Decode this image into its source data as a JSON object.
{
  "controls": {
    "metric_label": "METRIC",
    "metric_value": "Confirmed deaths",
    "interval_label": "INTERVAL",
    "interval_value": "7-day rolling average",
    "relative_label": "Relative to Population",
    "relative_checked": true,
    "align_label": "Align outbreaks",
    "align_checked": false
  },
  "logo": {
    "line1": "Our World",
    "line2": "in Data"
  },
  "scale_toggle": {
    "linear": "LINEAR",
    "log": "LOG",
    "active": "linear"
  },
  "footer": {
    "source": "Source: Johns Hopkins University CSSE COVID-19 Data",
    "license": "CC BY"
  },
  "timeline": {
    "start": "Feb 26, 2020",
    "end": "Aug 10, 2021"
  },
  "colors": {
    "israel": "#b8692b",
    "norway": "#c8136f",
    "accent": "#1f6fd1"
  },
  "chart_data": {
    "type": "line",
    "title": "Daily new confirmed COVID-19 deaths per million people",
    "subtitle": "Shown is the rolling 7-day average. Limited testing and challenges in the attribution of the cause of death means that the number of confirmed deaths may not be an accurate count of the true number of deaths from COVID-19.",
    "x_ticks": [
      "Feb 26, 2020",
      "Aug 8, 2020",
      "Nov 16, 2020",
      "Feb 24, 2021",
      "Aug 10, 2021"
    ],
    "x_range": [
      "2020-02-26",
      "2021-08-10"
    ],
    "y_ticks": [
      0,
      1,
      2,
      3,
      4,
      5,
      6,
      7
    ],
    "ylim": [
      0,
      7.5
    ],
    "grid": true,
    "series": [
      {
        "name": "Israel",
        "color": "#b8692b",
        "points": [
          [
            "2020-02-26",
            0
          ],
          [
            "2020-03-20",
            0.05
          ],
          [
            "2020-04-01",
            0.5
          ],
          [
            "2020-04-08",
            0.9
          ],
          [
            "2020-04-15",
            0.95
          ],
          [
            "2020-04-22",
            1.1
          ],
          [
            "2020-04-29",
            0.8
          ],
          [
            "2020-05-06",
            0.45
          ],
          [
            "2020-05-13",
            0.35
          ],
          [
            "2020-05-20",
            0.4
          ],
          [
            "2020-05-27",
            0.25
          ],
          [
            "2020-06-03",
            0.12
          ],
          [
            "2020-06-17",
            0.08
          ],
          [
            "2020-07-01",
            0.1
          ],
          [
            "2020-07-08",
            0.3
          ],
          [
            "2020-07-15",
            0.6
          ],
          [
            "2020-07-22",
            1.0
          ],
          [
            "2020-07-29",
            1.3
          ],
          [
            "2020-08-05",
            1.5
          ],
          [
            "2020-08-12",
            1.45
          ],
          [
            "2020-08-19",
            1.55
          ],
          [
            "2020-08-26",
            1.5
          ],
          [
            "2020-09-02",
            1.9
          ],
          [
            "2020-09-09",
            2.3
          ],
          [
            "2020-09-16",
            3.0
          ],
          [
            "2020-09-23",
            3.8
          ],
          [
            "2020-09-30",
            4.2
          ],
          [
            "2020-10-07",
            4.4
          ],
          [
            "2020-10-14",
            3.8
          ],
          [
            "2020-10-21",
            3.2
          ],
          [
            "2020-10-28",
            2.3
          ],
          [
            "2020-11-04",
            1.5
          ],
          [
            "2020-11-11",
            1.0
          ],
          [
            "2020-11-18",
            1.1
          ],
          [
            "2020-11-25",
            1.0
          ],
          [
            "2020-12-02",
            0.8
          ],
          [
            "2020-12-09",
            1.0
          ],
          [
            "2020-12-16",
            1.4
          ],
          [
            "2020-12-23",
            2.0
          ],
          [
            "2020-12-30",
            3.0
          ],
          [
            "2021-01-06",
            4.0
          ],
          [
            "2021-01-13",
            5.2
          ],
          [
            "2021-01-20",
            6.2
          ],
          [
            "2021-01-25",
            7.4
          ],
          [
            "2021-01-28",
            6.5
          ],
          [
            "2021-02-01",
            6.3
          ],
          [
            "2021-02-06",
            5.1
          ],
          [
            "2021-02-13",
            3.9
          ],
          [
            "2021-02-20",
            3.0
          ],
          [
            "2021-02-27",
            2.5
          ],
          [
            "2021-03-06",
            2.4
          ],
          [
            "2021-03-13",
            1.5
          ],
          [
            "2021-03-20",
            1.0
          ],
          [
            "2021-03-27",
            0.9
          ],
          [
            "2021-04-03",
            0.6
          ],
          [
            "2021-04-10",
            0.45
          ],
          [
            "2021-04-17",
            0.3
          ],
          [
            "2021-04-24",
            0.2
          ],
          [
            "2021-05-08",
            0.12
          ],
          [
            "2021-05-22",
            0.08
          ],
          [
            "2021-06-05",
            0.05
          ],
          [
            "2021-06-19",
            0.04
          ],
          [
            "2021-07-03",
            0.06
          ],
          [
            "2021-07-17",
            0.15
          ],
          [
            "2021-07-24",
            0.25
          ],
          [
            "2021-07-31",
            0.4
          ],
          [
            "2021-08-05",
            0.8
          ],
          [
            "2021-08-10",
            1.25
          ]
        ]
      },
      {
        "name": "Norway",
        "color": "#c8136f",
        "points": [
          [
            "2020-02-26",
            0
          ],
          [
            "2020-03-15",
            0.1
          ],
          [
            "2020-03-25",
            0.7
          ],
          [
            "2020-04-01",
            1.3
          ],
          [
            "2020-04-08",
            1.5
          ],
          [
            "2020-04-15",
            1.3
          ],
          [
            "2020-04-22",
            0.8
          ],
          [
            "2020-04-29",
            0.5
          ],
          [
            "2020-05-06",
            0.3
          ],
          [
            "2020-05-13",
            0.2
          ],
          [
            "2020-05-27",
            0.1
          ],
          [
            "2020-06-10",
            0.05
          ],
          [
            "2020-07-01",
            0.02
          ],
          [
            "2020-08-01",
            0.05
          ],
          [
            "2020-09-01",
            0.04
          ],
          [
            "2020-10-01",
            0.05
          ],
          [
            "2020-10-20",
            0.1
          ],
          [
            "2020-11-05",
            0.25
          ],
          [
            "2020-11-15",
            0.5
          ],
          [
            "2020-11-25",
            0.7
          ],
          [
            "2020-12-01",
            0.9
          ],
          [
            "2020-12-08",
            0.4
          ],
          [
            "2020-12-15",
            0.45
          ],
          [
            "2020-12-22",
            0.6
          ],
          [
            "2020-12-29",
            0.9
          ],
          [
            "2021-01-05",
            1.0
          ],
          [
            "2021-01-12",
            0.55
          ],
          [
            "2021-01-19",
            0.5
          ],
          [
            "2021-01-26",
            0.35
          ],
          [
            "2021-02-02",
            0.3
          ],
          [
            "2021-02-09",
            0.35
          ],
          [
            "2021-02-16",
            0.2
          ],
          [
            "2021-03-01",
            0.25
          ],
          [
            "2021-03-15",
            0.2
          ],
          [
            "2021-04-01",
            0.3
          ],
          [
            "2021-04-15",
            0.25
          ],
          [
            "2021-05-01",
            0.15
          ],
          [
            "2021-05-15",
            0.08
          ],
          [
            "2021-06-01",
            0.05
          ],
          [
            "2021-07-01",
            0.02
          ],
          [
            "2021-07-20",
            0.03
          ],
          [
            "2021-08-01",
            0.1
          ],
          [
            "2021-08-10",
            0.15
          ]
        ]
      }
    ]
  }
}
----------------------------------------
# [What you will do]
Extract all of the data above and output it character for character.

# [Written response]
Decode this image into its source data as a JSON object.
{
  "controls": {
    "metric_label": "METRIC",
    "metric_value": "Confirmed deaths",
    "interval_label": "INTERVAL",
    "interval_value": "7-day rolling average",
    "relative_label": "Relative to Population",
    "relative_checked": true,
    "align_label": "Align outbreaks",
    "align_checked": false
  },
  "logo": {
    "line1": "Our World",
    "line2": "in Data"
  },
  "scale_toggle": {
    "linear": "LINEAR",
    "log": "LOG",
    "active": "linear"
  },
  "footer": {
    "source": "Source: Johns Hopkins University CSSE COVID-19 Data",
    "license": "CC BY"
  },
  "timeline": {
    "start": "Feb 26, 2020",
    "end": "Aug 10, 2021"
  },
  "colors": {
    "israel": "#b8692b",
    "norway": "#c8136f",
    "accent": "#1f6fd1"
  },
  "chart_data": {
    "type": "line",
    "title": "Daily new confirmed COVID-19 deaths per million people",
    "subtitle": "Shown is the rolling 7-day average. Limited testing and challenges in the attribution of the cause of death means that the number of confirmed deaths may not be an accurate count of the true number of deaths from COVID-19.",
    "x_ticks": [
      "Feb 26, 2020",
      "Aug 8, 2020",
      "Nov 16, 2020",
      "Feb 24, 2021",
      "Aug 10, 2021"
    ],
    "x_range": [
      "2020-02-26",
      "2021-08-10"
    ],
    "y_ticks": [
      0,
      1,
      2,
      3,
      4,
      5,
      6,
      7
    ],
    "ylim": [
      0,
      7.5
    ],
    "grid": true,
    "series": [
      {
        "name": "Israel",
        "color": "#b8692b",
        "points": [
          [
            "2020-02-26",
            0
          ],
          [
            "2020-03-20",
            0.05
          ],
          [
            "2020-04-01",
            0.5
          ],
          [
            "2020-04-08",
            0.9
          ],
          [
            "2020-04-15",
            0.95
          ],
          [
            "2020-04-22",
            1.1
          ],
          [
            "2020-04-29",
            0.8
          ],
          [
            "2020-05-06",
            0.45
          ],
          [
            "2020-05-13",
            0.35
          ],
          [
            "2020-05-20",
            0.4
          ],
          [
            "2020-05-27",
            0.25
          ],
          [
            "2020-06-03",
            0.12
          ],
          [
            "2020-06-17",
            0.08
          ],
          [
            "2020-07-01",
            0.1
          ],
          [
            "2020-07-08",
            0.3
          ],
          [
            "2020-07-15",
            0.6
          ],
          [
            "2020-07-22",
            1.0
          ],
          [
            "2020-07-29",
            1.3
          ],
          [
            "2020-08-05",
            1.5
          ],
          [
            "2020-08-12",
            1.45
          ],
          [
            "2020-08-19",
            1.55
          ],
          [
            "2020-08-26",
            1.5
          ],
          [
            "2020-09-02",
            1.9
          ],
          [
            "2020-09-09",
            2.3
          ],
          [
            "2020-09-16",
            3.0
          ],
          [
            "2020-09-23",
            3.8
          ],
          [
            "2020-09-30",
            4.2
          ],
          [
            "2020-10-07",
            4.4
          ],
          [
            "2020-10-14",
            3.8
          ],
          [
            "2020-10-21",
            3.2
          ],
          [
            "2020-10-28",
            2.3
          ],
          [
            "2020-11-04",
            1.5
          ],
          [
            "2020-11-11",
            1.0
          ],
          [
            "2020-11-18",
            1.1
          ],
          [
            "2020-11-25",
            1.0
          ],
          [
            "2020-12-02",
            0.8
          ],
          [
            "2020-12-09",
            1.0
          ],
          [
            "2020-12-16",
            1.4
          ],
          [
            "2020-12-23",
            2.0
          ],
          [
            "2020-12-30",
            3.0
          ],
          [
            "2021-01-06",
            4.0
          ],
          [
            "2021-01-13",
            5.2
          ],
          [
            "2021-01-20",
            6.2
          ],
          [
            "2021-01-25",
            7.4
          ],
          [
            "2021-01-28",
            6.5
          ],
          [
            "2021-02-01",
            6.3
          ],
          [
            "2021-02-06",
            5.1
          ],
          [
            "2021-02-13",
            3.9
          ],
          [
            "2021-02-20",
            3.0
          ],
          [
            "2021-02-27",
            2.5
          ],
          [
            "2021-03-06",
            2.4
          ],
          [
            "2021-03-13",
            1.5
          ],
          [
            "2021-03-20",
            1.0
          ],
          [
            "2021-03-27",
            0.9
          ],
          [
            "2021-04-03",
            0.6
          ],
          [
            "2021-04-10",
            0.45
          ],
          [
            "2021-04-17",
            0.3
          ],
          [
            "2021-04-24",
            0.2
          ],
          [
            "2021-05-08",
            0.12
          ],
          [
            "2021-05-22",
            0.08
          ],
          [
            "2021-06-05",
            0.05
          ],
          [
            "2021-06-19",
            0.04
          ],
          [
            "2021-07-03",
            0.06
          ],
          [
            "2021-07-17",
            0.15
          ],
          [
            "2021-07-24",
            0.25
          ],
          [
            "2021-07-31",
            0.4
          ],
          [
            "2021-08-05",
            0.8
          ],
          [
            "2021-08-10",
            1.25
          ]
        ]
      },
      {
        "name": "Norway",
        "color": "#c8136f",
        "points": [
          [
            "2020-02-26",
            0
          ],
          [
            "2020-03-15",
            0.1
          ],
          [
            "2020-03-25",
            0.7
          ],
          [
            "2020-04-01",
            1.3
          ],
          [
            "2020-04-08",
            1.5
          ],
          [
            "2020-04-15",
            1.3
          ],
          [
            "2020-04-22",
            0.8
          ],
          [
            "2020-04-29",
            0.5
          ],
          [
            "2020-05-06",
            0.3
          ],
          [
            "2020-05-13",
            0.2
          ],
          [
            "2020-05-27",
            0.1
          ],
          [
            "2020-06-10",
            0.05
          ],
          [
            "2020-07-01",
            0.02
          ],
          [
            "2020-08-01",
            0.05
          ],
          [
            "2020-09-01",
            0.04
          ],
          [
            "2020-10-01",
            0.05
          ],
          [
            "2020-10-20",
            0.1
          ],
          [
            "2020-11-05",
            0.25
          ],
          [
            "2020-11-15",
            0.5
          ],
          [
            "2020-11-25",
            0.7
          ],
          [
            "2020-12-01",
            0.9
          ],
          [
            "2020-12-08",
            0.4
          ],
          [
            "2020-12-15",
            0.45
          ],
          [
            "2020-12-22",
            0.6
          ],
          [
            "2020-12-29",
            0.9
          ],
          [
            "2021-01-05",
            1.0
          ],
          [
            "2021-01-12",
            0.55
          ],
          [
            "2021-01-19",
            0.5
          ],
          [
            "2021-01-26",
            0.35
          ],
          [
            "2021-02-02",
            0.3
          ],
          [
            "2021-02-09",
            0.35
          ],
          [
            "2021-02-16",
            0.2
          ],
          [
            "2021-03-01",
            0.25
          ],
          [
            "2021-03-15",
            0.2
          ],
          [
            "2021-04-01",
            0.3
          ],
          [
            "2021-04-15",
            0.25
          ],
          [
            "2021-05-01",
            0.15
          ],
          [
            "2021-05-15",
            0.08
          ],
          [
            "2021-06-01",
            0.05
          ],
          [
            "2021-07-01",
            0.02
          ],
          [
            "2021-07-20",
            0.03
          ],
          [
            "2021-08-01",
            0.1
          ],
          [
            "2021-08-10",
            0.15
          ]
        ]
      }
    ]
  }
}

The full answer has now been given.